● **Page excerpt**:
════════
Orchestras in Pittsburgh, Cincinnati, Los Angeles and even in Washington are led by conductors from Austria, France, Venezuela and Italy. To find American music directors at larger orchestras, you must look to, among other locations, San Francisco, Atlanta and, until recently, St. Louis.

There’s no questioning the credentials of music directors from abroad; they are generally impeccable. But these men — yes, regrettably they are all men — had an avenue for advancement that is unavailable to most aspiring Americans: As apprentices, most honed their craft into art at one of the opera houses that since the 18th century have spread throughout Europe. Starting as a répétiteur — a pianist who plays at rehearsals and coaches singers in their roles, who serves as assistant conductor prepping an orchestra for performance and who perhaps matures to full-fledged conductor, learning and leading a stylistically wide swath of repertory — the young European can be immersed in music-making to an extent only envied by most Americans.
A fledgling conductor in the United States might be groomed at one of our exceptional conservatories, independent or university based, but must find a different path to prominence and must overcome an attitude that undervalues musical excellence among native-born conductors.
════════
● **Raw data**:
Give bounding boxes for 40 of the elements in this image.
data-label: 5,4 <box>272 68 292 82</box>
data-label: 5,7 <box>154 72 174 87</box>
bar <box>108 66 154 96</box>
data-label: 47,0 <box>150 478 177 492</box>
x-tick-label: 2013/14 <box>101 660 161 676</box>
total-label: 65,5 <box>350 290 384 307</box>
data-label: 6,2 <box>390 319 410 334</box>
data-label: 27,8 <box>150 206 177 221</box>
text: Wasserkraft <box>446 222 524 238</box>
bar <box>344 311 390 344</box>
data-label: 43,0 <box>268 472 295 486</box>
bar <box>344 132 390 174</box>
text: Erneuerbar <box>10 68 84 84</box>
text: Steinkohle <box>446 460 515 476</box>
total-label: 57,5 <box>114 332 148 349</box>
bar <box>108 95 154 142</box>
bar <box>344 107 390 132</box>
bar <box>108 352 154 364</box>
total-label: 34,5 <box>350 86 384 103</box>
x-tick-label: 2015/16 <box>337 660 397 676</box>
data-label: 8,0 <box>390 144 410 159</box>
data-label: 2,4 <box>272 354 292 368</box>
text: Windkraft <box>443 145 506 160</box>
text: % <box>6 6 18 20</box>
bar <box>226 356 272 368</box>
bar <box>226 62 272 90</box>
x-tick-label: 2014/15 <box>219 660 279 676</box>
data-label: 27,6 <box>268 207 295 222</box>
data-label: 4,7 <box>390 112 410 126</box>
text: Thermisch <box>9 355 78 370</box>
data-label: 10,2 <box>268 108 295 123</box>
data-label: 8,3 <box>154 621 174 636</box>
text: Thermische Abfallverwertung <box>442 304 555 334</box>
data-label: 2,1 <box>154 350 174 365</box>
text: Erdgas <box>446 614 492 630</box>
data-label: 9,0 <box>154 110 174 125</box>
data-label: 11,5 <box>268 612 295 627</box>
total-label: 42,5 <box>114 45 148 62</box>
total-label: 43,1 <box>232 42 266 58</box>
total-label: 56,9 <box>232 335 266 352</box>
════════
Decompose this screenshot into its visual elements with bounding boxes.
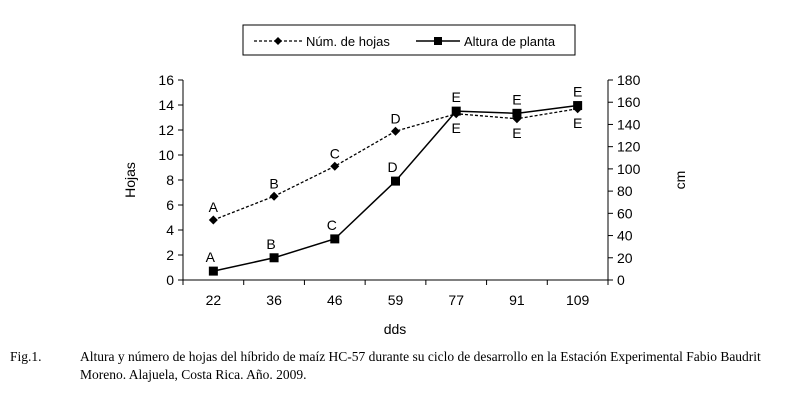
════════
● **Stated exercise**: Return the part of the text on orchestra conductors from "There’s no questioning" to "by most Americans.", word for word. The rows come from a different source than the text.

● **Written reply**:
There’s no questioning the credentials of music directors from abroad; they are generally impeccable. But these men — yes, regrettably they are all men — had an avenue for advancement that is unavailable to most aspiring Americans: As apprentices, most honed their craft into art at one of the opera houses that since the 18th century have spread throughout Europe. Starting as a répétiteur — a pianist who plays at rehearsals and coaches singers in their roles, who serves as assistant conductor prepping an orchestra for performance and who perhaps matures to full-fledged conductor, learning and leading a stylistically wide swath of repertory — the young European can be immersed in music-making to an extent only envied by most Americans.